- WHAT IS REQUIRED -
Count the lines below that contain the word "used" and give only that number.

===== EXTRACTED RECORDS =====

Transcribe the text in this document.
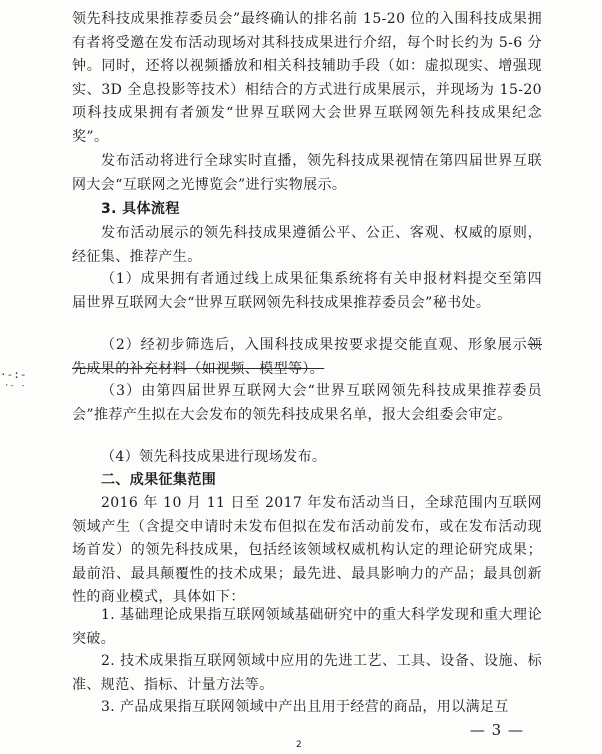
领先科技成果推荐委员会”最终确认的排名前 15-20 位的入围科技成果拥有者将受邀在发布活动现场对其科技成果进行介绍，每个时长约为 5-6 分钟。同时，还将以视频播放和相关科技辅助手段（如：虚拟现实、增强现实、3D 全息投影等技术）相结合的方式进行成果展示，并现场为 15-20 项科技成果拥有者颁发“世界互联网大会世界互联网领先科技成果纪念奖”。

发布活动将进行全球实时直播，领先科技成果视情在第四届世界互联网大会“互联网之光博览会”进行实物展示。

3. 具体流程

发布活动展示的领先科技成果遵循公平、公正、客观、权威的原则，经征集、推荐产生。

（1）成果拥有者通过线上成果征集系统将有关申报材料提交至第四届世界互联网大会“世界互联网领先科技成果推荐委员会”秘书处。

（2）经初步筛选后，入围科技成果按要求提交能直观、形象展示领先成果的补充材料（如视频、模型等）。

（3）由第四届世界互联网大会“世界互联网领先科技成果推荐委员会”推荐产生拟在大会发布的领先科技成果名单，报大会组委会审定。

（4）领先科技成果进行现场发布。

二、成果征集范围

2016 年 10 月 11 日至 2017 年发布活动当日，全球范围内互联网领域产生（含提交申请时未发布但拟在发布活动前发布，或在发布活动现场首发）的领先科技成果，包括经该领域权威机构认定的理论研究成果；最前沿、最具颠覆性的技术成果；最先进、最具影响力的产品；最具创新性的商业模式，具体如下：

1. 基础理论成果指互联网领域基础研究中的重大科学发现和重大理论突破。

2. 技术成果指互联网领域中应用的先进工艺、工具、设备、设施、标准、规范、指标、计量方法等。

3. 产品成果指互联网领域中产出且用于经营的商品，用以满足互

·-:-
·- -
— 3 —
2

=====
===== EXTRACTED RECORDS =====

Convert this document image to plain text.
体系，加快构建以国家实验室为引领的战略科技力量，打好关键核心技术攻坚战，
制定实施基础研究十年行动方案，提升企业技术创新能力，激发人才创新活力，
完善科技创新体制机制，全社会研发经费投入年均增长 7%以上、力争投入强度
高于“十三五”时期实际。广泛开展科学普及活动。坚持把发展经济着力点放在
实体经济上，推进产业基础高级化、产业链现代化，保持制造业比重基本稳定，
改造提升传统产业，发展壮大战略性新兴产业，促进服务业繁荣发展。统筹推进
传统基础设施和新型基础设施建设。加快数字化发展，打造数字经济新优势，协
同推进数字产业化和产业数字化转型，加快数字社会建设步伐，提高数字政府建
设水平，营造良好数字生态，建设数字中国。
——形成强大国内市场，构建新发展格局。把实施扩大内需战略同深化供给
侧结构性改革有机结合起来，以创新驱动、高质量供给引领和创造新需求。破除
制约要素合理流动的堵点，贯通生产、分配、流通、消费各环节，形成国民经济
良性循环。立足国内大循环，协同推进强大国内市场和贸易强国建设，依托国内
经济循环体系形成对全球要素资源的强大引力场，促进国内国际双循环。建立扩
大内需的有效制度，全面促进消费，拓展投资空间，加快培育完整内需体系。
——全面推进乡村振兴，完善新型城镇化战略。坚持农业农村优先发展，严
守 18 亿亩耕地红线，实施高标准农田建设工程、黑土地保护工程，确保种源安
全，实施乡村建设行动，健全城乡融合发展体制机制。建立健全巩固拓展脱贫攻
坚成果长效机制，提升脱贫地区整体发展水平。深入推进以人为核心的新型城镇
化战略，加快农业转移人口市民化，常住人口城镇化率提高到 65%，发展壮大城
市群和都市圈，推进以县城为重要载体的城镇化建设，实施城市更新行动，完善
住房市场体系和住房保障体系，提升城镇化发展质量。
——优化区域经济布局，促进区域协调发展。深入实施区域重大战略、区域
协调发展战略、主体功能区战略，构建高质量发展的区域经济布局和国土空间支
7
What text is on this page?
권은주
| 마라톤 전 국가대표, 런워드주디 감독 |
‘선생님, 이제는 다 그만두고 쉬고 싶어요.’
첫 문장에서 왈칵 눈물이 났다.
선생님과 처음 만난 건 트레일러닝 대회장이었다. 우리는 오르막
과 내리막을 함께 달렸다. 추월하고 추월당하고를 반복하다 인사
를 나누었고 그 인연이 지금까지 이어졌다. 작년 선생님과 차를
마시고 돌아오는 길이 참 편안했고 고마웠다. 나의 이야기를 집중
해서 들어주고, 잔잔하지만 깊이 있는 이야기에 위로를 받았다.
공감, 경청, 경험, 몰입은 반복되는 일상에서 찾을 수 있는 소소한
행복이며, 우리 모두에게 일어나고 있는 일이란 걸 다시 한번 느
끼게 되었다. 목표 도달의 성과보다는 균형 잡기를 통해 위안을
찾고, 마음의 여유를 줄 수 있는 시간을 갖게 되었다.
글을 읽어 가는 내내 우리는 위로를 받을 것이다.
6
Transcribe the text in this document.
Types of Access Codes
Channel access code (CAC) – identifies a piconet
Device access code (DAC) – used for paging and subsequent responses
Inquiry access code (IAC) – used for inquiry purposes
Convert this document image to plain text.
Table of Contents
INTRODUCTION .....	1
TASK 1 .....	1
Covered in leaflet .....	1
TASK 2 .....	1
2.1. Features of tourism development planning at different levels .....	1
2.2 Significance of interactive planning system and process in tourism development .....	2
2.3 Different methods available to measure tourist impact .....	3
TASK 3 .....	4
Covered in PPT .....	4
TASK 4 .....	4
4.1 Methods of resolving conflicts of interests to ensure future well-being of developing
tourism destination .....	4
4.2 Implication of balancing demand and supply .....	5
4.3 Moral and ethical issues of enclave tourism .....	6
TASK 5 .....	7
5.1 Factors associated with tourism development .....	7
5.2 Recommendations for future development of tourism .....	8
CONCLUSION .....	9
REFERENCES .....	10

=====

- REPLY -
2